--- Exercise instructions ---
Copy out, unchanged, everything in the material from the line containing "skill-bar <box>910 589 1362 596</box>" down to the line containing "strength-chip <box>1072 1162 1195 1212</box>", including both of those lines.

--- Region boundary data ---
--- Begin ---
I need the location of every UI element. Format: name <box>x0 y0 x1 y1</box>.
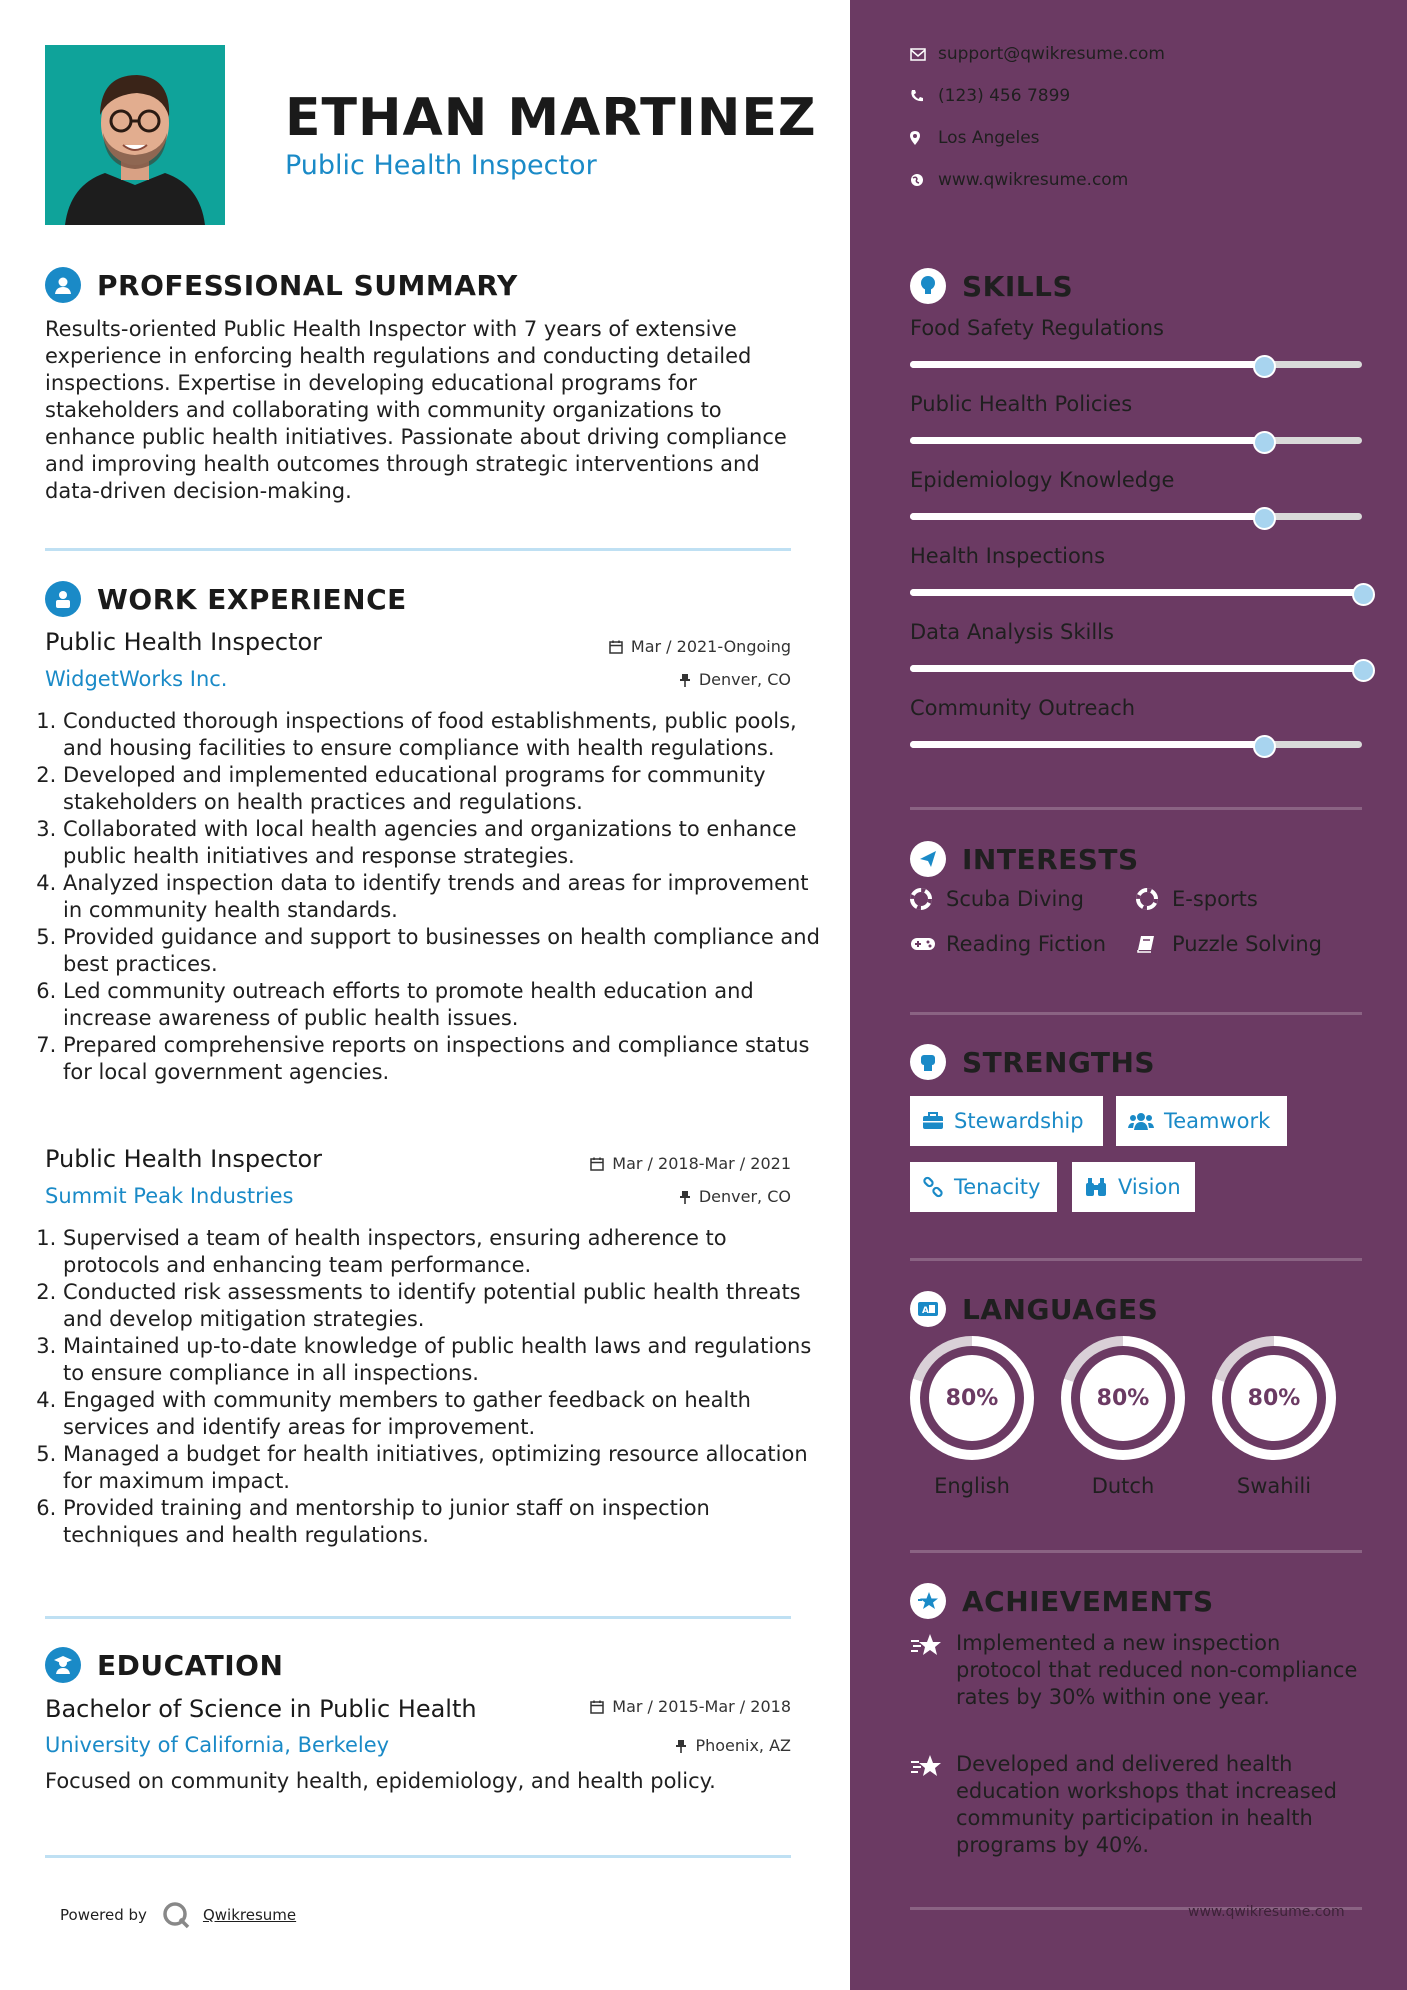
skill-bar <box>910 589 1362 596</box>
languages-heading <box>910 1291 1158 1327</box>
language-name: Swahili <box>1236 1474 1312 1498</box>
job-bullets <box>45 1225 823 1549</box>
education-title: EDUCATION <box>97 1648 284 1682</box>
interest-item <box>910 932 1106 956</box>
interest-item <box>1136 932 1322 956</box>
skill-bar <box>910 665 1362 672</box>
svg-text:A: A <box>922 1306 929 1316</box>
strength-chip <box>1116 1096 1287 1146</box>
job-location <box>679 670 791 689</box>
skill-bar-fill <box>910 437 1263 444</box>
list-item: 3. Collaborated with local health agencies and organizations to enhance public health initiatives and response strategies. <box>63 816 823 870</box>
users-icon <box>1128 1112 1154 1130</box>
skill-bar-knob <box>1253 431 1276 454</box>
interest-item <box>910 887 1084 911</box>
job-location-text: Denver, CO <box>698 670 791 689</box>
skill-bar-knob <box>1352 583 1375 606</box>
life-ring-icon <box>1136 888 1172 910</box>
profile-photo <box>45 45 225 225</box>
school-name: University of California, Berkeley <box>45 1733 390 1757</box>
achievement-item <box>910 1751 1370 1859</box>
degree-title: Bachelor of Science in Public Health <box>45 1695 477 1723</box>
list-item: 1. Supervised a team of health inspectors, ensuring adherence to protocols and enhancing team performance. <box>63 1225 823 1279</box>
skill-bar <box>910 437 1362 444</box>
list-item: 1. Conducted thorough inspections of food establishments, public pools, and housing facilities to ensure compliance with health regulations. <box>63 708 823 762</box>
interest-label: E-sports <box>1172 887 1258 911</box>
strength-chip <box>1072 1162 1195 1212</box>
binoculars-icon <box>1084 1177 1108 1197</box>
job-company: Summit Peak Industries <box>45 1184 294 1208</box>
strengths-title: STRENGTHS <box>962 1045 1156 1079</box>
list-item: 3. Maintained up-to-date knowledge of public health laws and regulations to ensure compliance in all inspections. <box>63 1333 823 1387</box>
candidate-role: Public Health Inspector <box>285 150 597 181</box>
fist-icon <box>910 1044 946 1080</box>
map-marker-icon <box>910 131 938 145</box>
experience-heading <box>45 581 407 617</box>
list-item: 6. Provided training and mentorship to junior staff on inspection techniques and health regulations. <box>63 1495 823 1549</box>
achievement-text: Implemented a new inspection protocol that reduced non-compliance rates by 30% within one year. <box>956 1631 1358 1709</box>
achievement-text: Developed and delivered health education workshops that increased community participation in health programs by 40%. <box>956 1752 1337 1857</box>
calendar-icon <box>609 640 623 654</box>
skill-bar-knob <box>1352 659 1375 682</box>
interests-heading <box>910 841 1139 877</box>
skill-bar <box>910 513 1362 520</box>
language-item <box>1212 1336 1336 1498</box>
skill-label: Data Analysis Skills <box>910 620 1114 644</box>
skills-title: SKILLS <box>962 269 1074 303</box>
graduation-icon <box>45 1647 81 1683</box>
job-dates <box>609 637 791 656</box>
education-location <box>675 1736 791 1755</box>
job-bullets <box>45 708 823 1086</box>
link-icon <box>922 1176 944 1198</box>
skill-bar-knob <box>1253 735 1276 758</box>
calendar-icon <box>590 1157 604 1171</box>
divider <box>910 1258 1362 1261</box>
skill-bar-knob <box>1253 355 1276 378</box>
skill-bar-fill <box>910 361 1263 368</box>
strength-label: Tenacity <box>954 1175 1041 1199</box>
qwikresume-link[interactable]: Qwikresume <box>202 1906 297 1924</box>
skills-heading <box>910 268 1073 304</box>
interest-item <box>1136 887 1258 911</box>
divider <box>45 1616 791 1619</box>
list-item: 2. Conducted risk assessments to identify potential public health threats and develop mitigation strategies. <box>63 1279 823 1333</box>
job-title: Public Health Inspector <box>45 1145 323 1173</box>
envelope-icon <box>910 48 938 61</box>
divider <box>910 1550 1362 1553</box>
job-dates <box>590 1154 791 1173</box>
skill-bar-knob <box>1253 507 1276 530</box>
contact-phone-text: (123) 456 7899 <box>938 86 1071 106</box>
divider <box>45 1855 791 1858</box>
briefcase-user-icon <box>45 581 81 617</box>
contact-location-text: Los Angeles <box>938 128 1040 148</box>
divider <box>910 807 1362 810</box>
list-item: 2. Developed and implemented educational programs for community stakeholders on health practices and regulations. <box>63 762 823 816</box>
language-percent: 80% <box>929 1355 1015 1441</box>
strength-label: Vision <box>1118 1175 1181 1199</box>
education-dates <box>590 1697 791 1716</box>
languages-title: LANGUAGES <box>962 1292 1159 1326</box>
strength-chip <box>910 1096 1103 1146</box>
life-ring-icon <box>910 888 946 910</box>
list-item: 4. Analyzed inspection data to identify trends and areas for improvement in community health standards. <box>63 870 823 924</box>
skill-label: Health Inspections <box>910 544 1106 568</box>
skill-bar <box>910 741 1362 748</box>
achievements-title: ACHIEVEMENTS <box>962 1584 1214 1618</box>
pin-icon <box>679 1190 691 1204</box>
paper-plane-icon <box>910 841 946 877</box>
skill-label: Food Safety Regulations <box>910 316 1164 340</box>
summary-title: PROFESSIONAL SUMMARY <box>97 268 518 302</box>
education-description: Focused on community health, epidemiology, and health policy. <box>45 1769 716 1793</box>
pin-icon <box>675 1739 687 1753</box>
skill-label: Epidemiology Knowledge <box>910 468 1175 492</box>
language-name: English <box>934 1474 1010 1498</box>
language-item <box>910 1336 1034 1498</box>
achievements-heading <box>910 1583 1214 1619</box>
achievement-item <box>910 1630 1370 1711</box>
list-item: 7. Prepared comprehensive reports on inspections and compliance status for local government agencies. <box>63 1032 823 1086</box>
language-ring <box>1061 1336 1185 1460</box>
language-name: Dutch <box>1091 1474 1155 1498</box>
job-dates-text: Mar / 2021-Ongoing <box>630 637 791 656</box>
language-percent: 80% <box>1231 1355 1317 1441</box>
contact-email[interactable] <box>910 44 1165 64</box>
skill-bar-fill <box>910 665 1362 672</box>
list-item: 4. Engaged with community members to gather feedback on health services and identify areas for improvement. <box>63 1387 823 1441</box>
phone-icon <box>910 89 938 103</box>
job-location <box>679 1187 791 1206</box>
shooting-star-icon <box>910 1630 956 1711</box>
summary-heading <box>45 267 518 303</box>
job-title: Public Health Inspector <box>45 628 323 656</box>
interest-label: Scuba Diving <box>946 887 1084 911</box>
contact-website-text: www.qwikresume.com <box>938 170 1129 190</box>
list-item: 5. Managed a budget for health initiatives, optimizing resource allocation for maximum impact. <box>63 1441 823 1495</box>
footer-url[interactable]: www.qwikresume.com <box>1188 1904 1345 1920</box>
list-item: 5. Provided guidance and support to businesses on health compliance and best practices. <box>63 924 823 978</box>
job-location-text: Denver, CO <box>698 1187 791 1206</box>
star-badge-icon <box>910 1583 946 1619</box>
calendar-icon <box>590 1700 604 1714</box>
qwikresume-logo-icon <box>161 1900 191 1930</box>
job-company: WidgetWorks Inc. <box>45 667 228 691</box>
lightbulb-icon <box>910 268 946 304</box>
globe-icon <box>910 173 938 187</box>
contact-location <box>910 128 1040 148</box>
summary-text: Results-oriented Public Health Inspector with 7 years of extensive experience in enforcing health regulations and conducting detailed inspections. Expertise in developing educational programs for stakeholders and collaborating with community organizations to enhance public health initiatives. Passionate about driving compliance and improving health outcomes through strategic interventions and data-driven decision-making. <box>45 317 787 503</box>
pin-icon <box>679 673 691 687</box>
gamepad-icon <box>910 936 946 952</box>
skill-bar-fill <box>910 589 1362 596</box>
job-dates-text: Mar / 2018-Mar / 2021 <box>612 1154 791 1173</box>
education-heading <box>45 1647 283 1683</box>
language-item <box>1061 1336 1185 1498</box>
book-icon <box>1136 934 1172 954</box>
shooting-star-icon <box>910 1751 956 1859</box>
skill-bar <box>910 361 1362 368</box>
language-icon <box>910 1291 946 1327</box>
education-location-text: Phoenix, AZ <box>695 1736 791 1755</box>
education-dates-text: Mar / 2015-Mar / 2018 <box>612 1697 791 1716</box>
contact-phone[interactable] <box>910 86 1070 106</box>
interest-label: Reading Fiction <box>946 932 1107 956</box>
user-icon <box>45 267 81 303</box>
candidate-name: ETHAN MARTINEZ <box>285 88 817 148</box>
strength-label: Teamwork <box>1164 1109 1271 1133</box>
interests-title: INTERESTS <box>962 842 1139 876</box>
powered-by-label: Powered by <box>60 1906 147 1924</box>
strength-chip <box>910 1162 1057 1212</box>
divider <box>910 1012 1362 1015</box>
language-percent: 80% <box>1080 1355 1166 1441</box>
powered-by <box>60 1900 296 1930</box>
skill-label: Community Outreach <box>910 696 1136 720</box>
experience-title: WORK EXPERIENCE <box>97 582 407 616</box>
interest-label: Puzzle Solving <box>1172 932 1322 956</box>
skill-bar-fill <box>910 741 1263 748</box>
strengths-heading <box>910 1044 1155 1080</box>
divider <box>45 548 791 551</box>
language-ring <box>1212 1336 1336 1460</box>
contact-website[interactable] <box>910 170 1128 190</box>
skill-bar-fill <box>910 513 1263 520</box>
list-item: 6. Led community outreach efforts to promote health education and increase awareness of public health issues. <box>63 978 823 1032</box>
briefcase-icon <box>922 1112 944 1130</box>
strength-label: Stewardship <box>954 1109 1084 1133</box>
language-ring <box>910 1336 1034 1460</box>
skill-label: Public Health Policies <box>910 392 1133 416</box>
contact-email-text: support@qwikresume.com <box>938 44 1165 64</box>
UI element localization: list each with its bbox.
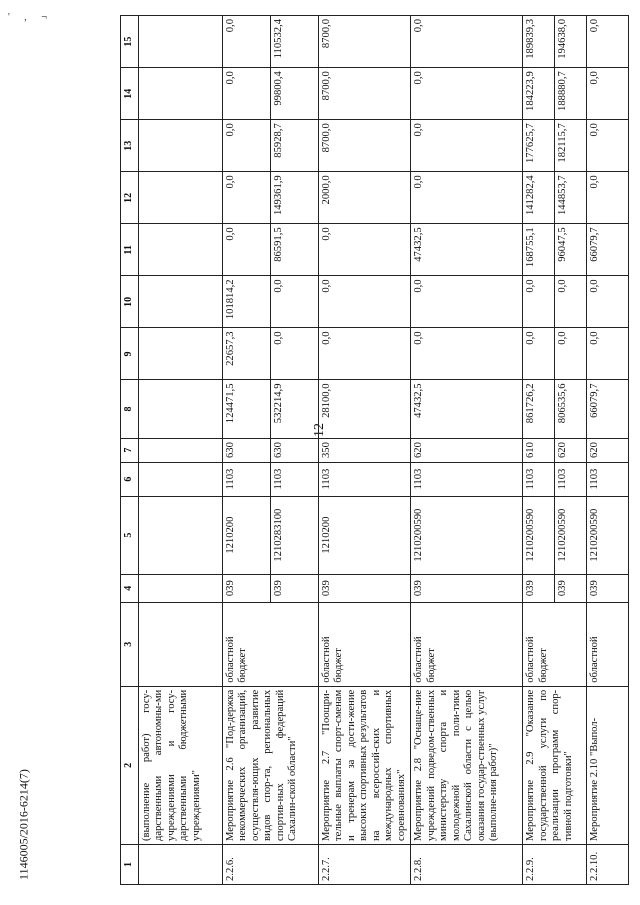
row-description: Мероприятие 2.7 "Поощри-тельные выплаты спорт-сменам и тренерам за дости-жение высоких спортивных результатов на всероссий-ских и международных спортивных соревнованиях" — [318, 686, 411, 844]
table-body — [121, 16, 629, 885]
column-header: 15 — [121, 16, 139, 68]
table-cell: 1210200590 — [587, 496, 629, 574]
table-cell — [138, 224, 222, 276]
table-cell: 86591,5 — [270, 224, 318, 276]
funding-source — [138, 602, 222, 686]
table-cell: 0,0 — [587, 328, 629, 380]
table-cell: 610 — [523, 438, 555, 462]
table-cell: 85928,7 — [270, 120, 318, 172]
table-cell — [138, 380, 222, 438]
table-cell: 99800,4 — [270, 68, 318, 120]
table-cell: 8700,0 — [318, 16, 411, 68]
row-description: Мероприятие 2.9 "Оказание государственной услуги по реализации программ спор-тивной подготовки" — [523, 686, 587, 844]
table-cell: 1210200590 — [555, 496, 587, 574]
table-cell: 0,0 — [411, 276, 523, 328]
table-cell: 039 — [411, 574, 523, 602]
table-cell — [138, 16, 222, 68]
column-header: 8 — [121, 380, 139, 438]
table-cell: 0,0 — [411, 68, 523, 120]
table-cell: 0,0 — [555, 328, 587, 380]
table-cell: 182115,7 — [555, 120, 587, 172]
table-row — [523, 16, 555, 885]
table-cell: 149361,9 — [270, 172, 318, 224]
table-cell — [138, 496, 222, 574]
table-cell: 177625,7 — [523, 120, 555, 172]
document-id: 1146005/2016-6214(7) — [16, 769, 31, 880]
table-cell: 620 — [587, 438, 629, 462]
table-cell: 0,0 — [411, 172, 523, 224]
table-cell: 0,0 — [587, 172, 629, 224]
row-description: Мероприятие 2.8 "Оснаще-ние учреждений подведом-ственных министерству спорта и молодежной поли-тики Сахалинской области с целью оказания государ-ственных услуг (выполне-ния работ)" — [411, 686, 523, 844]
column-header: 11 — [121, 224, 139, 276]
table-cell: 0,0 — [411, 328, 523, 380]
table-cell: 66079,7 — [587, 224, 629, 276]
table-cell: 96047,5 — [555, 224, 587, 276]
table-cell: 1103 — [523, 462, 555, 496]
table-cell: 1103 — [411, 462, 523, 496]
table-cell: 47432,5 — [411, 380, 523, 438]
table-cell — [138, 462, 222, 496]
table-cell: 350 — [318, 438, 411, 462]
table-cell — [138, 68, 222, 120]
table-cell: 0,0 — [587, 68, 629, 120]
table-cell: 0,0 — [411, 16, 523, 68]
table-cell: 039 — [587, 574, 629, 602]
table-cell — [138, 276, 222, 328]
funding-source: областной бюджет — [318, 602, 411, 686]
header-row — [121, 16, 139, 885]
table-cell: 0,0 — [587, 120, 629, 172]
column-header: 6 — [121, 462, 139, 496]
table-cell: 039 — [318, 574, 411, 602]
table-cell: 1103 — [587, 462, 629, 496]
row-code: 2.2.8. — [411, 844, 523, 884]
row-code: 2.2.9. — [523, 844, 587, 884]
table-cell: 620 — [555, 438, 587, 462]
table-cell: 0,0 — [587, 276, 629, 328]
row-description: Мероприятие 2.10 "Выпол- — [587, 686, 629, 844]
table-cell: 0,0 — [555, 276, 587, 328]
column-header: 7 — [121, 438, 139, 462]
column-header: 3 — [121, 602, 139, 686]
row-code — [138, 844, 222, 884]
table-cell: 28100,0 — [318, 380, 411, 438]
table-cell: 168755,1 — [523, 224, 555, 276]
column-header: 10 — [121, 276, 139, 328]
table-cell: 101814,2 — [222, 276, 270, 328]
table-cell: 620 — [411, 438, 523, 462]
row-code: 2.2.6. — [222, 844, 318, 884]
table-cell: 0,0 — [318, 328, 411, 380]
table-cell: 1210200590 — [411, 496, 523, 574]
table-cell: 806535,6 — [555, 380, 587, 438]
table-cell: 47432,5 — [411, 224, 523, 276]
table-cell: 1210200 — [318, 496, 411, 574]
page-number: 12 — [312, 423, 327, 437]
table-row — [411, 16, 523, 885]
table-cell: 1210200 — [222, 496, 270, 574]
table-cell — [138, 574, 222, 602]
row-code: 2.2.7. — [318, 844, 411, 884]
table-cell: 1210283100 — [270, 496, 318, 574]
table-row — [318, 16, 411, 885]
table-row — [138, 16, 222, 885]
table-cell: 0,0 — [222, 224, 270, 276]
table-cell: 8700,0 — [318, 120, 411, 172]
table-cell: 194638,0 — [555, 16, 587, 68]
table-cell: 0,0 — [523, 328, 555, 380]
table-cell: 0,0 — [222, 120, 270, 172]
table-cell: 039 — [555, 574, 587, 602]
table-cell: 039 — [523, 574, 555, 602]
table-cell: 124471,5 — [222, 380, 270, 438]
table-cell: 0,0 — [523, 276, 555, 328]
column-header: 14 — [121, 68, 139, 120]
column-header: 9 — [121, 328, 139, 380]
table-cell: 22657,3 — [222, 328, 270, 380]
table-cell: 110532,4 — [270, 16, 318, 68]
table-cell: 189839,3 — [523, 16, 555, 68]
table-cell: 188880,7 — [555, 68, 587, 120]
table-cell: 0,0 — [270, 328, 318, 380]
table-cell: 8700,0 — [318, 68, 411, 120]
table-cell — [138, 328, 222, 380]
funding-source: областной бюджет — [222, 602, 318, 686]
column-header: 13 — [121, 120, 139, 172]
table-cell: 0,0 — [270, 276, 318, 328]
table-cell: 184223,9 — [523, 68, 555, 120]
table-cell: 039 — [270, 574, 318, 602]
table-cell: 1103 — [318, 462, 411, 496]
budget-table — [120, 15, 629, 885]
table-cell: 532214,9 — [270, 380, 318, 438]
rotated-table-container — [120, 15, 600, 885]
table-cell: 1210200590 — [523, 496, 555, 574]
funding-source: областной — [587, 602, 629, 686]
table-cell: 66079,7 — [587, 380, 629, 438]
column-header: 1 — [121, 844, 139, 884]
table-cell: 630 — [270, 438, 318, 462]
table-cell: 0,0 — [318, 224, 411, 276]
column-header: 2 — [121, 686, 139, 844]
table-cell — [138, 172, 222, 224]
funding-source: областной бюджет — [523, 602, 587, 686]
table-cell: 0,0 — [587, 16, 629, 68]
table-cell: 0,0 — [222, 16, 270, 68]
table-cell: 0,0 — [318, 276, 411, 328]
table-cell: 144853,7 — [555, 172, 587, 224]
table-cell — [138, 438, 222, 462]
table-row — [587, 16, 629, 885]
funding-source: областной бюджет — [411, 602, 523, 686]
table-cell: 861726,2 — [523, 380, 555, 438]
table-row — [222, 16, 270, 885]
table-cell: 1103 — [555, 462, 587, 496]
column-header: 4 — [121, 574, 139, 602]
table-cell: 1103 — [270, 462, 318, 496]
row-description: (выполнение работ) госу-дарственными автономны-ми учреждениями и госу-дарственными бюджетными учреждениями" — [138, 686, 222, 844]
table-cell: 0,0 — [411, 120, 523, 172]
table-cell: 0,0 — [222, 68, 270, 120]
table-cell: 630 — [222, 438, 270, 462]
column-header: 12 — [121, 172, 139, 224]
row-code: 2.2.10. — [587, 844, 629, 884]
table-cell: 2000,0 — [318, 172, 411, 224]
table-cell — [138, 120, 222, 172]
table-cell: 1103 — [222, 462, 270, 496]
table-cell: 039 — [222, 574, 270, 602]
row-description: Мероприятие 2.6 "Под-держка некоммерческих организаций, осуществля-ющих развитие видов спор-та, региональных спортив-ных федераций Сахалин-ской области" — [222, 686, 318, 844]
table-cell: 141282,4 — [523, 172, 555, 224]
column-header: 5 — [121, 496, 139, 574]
--- End ---
--- Task output ---
skill-bar <box>910 589 1362 596</box>
languages-heading <box>910 1291 1158 1327</box>
language-name: Swahili <box>1236 1474 1312 1498</box>
job-bullets <box>45 1225 823 1549</box>
education-title: EDUCATION <box>97 1648 284 1682</box>
interest-item <box>910 932 1106 956</box>
interest-item <box>1136 932 1322 956</box>
skill-bar <box>910 665 1362 672</box>
svg-text:A: A <box>922 1306 929 1316</box>
strength-chip <box>1116 1096 1287 1146</box>
job-location <box>679 670 791 689</box>
skill-bar-fill <box>910 437 1263 444</box>
list-item: 3. Collaborated with local health agencies and organizations to enhance public health initiatives and response strategies. <box>63 816 823 870</box>
users-icon <box>1128 1112 1154 1130</box>
skill-bar-knob <box>1253 431 1276 454</box>
interest-item <box>910 887 1084 911</box>
job-location-text: Denver, CO <box>698 670 791 689</box>
skill-bar-knob <box>1352 583 1375 606</box>
life-ring-icon <box>1136 888 1172 910</box>
profile-photo <box>45 45 225 225</box>
school-name: University of California, Berkeley <box>45 1733 390 1757</box>
achievement-item <box>910 1751 1370 1859</box>
degree-title: Bachelor of Science in Public Health <box>45 1695 477 1723</box>
list-item: 1. Supervised a team of health inspectors, ensuring adherence to protocols and enhancing team performance. <box>63 1225 823 1279</box>
skill-bar <box>910 437 1362 444</box>
list-item: 1. Conducted thorough inspections of food establishments, public pools, and housing facilities to ensure compliance with health regulations. <box>63 708 823 762</box>
interest-label: E-sports <box>1172 887 1258 911</box>
strength-chip <box>1072 1162 1195 1212</box>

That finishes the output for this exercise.